# Task prompt
Omit the pictures from the entries below and retype everything else exactly.

# Dataset items

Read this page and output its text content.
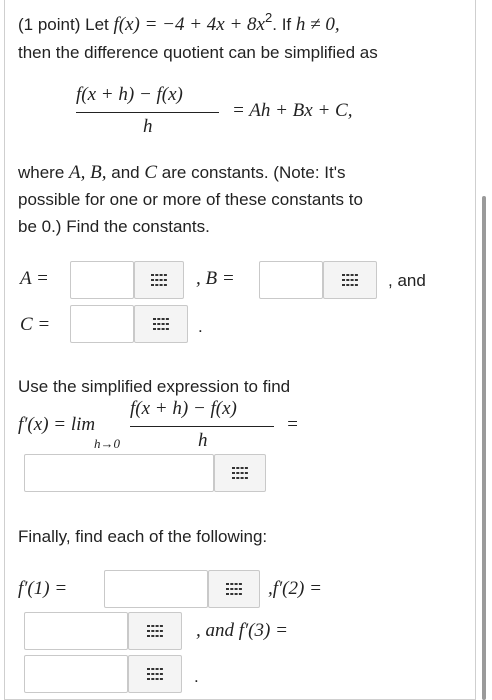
(1 point) Let $f(x) = -4 + 4x + 8x^2$. If h ≠ 0,
then the difference quotient can be simplified as
f(x + h) − f(x)
h
= Ah + Bx + C,
where A, B, and C are constants. (Note: It's
possible for one or more of these constants to
be 0.) Find the constants.
A =	, B =	, and
C =	.
Use the simplified expression to find
f′(x) = lim
h→0
f(x + h) − f(x)
h
=
Finally, find each of the following:
f′(1) =	,f′(2) =
, and f′(3) =
.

# Complete output
Read this page and output its text content.
(1 point) Let $f(x) = -4 + 4x + 8x^2$. If h ≠ 0,
then the difference quotient can be simplified as
f(x + h) − f(x)
h
= Ah + Bx + C,
where A, B, and C are constants. (Note: It's
possible for one or more of these constants to
be 0.) Find the constants.
A =	, B =	, and
C =	.
Use the simplified expression to find
f′(x) = lim
h→0
f(x + h) − f(x)
h
=
Finally, find each of the following:
f′(1) =	,f′(2) =
, and f′(3) =
.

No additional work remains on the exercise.